[Extracted data entries]
════════════════
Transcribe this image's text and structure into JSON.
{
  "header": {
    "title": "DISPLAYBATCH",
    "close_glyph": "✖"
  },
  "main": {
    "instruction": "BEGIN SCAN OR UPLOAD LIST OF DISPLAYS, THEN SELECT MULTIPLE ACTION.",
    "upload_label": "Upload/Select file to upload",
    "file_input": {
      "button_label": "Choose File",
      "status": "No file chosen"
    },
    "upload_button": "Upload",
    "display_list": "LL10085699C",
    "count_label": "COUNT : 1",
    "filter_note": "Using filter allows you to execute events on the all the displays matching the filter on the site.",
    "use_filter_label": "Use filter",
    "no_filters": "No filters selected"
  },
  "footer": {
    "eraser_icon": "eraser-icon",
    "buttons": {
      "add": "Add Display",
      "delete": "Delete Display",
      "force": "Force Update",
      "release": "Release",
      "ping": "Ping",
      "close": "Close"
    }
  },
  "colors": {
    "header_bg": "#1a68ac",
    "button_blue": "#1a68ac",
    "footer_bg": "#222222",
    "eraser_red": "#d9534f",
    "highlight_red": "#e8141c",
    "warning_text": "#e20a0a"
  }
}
════════════════
Exactly reproduce all of the entries.

FINISHED ANSWER:
Transcribe this image's text and structure into JSON.
{
  "header": {
    "title": "DISPLAYBATCH",
    "close_glyph": "✖"
  },
  "main": {
    "instruction": "BEGIN SCAN OR UPLOAD LIST OF DISPLAYS, THEN SELECT MULTIPLE ACTION.",
    "upload_label": "Upload/Select file to upload",
    "file_input": {
      "button_label": "Choose File",
      "status": "No file chosen"
    },
    "upload_button": "Upload",
    "display_list": "LL10085699C",
    "count_label": "COUNT : 1",
    "filter_note": "Using filter allows you to execute events on the all the displays matching the filter on the site.",
    "use_filter_label": "Use filter",
    "no_filters": "No filters selected"
  },
  "footer": {
    "eraser_icon": "eraser-icon",
    "buttons": {
      "add": "Add Display",
      "delete": "Delete Display",
      "force": "Force Update",
      "release": "Release",
      "ping": "Ping",
      "close": "Close"
    }
  },
  "colors": {
    "header_bg": "#1a68ac",
    "button_blue": "#1a68ac",
    "footer_bg": "#222222",
    "eraser_red": "#d9534f",
    "highlight_red": "#e8141c",
    "warning_text": "#e20a0a"
  }
}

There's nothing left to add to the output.